Aim —
Using the data below, copy each line that includes the word "problem".
####################
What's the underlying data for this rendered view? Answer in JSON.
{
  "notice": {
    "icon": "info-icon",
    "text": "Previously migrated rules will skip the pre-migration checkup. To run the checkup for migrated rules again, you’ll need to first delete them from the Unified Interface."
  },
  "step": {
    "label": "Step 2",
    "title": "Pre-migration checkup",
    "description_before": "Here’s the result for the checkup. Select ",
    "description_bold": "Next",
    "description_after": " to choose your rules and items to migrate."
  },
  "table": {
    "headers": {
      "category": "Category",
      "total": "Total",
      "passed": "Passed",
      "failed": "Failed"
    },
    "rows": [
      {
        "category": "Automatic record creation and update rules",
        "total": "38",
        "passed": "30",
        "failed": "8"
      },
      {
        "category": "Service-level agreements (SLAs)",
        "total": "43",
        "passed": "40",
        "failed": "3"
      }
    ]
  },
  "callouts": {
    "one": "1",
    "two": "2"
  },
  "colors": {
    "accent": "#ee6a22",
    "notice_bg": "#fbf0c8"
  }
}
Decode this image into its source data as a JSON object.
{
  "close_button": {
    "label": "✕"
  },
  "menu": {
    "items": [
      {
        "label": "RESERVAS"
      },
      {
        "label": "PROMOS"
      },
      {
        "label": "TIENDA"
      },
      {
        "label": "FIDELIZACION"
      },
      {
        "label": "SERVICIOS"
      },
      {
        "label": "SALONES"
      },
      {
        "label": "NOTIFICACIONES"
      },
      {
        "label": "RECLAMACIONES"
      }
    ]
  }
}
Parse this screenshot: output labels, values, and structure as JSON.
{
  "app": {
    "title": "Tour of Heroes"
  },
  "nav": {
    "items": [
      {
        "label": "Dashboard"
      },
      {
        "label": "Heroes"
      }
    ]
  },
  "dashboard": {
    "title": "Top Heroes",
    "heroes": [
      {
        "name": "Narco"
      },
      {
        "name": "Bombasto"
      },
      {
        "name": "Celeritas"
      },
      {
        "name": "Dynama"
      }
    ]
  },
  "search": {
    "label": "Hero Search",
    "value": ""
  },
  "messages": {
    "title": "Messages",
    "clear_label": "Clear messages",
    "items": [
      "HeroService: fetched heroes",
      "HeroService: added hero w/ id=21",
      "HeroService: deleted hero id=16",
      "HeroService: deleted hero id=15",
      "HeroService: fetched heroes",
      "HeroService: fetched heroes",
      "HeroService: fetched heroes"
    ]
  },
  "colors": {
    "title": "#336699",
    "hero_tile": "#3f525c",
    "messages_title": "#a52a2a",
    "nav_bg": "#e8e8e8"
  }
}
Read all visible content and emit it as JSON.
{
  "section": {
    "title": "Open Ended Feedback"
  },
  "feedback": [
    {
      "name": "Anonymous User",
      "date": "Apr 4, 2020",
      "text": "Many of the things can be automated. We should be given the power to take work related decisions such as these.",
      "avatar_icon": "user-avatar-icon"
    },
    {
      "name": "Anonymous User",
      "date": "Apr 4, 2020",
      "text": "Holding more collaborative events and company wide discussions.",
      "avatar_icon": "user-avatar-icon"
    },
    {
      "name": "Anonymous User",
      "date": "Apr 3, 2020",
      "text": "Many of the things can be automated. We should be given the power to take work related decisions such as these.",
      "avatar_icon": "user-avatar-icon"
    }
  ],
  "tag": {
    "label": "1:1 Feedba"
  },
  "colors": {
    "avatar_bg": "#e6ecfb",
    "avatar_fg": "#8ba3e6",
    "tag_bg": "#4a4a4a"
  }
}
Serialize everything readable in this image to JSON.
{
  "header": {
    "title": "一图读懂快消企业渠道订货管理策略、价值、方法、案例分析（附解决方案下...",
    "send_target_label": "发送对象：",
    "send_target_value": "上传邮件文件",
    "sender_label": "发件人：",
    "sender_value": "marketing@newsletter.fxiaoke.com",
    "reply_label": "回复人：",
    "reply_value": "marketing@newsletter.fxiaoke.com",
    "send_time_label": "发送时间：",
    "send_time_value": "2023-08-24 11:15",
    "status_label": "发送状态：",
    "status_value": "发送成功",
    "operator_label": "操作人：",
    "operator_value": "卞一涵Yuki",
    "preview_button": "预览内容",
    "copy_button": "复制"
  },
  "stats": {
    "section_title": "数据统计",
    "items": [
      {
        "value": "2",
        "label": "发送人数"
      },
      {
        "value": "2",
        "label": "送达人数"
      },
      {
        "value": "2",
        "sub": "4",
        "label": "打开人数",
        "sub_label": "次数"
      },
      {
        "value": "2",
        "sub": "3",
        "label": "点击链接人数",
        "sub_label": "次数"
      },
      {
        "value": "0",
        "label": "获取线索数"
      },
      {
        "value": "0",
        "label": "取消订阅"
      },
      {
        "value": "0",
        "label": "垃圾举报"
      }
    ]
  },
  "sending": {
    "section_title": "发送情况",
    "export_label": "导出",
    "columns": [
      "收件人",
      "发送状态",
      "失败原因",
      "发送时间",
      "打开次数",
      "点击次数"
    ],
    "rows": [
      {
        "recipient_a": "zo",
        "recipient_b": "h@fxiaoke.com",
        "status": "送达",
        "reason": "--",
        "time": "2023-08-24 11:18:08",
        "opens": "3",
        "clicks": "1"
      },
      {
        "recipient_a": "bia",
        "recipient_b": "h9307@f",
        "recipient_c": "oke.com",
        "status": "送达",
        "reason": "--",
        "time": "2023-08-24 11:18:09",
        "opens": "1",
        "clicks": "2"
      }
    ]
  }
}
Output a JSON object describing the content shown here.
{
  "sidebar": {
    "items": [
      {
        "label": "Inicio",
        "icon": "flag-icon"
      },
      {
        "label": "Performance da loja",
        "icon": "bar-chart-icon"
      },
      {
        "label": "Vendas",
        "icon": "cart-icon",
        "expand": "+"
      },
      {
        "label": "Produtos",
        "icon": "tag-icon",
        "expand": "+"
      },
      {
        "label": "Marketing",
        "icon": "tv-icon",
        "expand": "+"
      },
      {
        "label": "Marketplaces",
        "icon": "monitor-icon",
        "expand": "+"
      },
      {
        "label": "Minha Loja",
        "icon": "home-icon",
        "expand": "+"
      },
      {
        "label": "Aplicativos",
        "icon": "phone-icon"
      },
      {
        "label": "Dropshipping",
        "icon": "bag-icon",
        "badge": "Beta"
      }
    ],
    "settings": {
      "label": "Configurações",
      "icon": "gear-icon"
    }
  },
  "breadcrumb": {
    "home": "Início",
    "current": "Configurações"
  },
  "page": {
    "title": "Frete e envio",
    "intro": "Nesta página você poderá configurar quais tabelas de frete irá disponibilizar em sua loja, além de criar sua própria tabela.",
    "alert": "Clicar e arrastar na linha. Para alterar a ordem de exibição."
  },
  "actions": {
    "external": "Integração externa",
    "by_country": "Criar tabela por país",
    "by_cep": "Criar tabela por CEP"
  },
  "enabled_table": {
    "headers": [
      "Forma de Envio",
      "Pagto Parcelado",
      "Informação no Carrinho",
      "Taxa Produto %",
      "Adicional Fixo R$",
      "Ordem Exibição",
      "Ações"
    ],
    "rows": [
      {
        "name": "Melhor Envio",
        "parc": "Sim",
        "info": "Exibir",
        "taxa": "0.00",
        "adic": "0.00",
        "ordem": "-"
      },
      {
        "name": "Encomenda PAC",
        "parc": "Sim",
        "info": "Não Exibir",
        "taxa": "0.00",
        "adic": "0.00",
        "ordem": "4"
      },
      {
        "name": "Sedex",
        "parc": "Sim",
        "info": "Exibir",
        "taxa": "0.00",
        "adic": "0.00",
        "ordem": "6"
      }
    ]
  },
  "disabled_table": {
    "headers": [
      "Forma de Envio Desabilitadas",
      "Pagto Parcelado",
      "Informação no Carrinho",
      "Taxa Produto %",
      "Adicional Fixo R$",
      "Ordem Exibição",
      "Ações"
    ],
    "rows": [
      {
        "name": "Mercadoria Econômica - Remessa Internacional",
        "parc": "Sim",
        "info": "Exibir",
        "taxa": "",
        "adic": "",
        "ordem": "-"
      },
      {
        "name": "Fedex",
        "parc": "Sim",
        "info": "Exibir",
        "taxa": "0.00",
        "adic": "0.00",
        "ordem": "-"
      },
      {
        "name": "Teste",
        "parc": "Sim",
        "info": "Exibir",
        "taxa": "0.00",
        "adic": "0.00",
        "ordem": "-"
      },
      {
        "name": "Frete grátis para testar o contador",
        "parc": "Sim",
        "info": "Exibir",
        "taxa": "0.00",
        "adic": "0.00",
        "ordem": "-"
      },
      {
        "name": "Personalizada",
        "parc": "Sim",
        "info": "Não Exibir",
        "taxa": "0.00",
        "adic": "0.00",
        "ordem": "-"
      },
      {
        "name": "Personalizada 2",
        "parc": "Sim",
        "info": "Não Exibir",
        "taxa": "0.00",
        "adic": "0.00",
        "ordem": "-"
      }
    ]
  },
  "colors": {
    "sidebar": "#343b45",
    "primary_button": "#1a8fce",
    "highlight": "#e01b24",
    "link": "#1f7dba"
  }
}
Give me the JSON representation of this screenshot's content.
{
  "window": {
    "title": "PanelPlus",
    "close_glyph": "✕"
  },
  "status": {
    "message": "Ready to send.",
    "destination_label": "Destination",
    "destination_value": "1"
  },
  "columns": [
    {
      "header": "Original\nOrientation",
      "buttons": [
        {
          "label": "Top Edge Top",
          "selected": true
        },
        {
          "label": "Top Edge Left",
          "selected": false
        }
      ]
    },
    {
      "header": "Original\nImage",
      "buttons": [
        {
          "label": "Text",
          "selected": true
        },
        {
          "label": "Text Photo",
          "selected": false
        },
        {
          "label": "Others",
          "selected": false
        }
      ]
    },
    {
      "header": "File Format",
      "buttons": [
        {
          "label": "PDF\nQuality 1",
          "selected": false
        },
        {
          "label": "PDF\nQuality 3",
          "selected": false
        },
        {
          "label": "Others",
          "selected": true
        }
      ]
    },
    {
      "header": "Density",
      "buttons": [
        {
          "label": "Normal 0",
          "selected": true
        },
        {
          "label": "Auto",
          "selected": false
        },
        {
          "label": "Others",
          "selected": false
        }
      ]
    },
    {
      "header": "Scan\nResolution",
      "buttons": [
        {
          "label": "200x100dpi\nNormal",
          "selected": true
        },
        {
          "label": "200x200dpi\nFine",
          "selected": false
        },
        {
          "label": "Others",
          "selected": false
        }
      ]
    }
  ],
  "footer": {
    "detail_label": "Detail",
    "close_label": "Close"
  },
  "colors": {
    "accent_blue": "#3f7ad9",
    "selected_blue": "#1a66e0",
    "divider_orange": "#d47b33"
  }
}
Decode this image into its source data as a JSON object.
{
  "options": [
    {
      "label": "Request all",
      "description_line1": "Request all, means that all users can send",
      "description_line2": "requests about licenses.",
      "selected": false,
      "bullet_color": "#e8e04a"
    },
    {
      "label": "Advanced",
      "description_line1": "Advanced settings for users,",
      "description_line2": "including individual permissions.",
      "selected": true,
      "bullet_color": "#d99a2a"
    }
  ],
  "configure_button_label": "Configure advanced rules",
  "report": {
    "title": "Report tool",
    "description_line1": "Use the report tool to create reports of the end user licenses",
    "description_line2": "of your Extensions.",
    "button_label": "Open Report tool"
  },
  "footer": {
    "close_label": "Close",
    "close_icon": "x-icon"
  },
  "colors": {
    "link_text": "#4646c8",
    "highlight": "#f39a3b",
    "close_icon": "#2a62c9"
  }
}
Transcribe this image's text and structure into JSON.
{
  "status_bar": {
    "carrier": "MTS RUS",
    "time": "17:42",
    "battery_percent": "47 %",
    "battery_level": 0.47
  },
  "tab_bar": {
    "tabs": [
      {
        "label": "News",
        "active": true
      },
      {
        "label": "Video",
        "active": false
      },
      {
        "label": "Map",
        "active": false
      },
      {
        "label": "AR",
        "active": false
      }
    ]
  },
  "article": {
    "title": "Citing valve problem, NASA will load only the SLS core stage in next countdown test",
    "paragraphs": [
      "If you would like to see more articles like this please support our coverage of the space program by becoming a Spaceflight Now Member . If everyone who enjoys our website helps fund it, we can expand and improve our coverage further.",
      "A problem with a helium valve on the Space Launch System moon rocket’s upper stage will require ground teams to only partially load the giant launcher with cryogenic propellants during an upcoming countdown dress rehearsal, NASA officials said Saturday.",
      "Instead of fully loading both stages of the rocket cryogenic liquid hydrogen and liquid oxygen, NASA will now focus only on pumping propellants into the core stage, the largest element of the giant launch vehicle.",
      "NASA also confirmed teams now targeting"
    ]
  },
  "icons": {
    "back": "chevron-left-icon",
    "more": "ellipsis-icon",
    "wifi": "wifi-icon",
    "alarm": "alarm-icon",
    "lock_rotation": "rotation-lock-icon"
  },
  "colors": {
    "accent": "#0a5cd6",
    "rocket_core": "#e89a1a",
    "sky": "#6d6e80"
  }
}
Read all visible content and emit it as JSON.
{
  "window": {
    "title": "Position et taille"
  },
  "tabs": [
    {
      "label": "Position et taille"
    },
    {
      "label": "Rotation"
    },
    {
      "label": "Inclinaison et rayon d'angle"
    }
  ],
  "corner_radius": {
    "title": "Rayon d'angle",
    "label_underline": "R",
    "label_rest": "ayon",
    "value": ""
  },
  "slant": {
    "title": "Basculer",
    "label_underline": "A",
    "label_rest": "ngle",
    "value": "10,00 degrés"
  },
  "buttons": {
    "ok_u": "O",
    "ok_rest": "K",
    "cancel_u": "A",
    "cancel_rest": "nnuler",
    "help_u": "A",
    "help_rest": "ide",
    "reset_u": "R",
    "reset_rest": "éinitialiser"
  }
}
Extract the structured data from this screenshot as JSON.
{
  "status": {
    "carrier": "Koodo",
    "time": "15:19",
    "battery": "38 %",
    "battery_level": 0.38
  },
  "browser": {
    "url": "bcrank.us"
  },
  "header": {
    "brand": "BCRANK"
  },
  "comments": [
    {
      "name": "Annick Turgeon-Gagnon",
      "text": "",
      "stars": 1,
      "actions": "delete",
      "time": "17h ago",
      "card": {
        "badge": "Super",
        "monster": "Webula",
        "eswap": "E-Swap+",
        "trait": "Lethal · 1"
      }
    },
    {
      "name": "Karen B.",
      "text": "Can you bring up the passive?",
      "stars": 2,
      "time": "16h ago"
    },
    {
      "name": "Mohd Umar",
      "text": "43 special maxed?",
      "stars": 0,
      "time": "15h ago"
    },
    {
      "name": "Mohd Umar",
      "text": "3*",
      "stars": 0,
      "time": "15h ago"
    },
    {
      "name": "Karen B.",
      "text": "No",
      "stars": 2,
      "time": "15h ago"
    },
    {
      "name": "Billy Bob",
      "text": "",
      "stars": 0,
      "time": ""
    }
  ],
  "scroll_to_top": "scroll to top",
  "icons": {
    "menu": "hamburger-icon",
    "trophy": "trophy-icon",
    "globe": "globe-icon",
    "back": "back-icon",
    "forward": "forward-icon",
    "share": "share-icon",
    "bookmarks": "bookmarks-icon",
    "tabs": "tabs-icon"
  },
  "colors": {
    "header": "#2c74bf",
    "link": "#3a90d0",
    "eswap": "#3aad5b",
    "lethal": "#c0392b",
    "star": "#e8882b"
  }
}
####################
Solution to this task —
    "title": "Citing valve problem, NASA will load only the SLS core stage in next countdown test",
      "A problem with a helium valve on the Space Launch System moon rocket’s upper stage will require ground teams to only partially load the giant launcher with cryogenic propellants during an upcoming countdown dress rehearsal, NASA officials said Saturday.",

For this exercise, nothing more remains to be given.